- **EXERCISE PROMPT**: Give only the number of lines in the data that contain the word "text".

[Dataset entries]
....................
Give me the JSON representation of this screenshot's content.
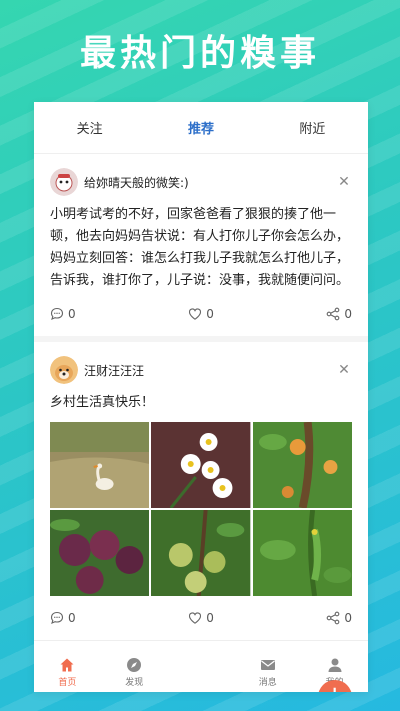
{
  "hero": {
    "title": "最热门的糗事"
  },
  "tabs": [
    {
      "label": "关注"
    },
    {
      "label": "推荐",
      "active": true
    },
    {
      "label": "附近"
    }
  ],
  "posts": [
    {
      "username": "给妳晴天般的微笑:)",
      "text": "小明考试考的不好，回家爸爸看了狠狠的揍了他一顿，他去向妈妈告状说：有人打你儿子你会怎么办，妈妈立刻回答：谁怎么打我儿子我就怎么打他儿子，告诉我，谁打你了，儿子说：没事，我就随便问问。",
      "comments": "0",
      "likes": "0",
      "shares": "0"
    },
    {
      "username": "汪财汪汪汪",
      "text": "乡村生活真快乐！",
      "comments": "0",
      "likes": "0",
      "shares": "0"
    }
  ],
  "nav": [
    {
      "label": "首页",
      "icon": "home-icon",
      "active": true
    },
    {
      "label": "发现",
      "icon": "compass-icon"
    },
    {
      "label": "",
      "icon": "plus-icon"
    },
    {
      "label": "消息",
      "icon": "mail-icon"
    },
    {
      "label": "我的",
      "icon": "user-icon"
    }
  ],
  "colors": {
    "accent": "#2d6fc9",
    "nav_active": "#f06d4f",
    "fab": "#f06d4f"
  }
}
....................
- **RESULT OF THE TASK**: 2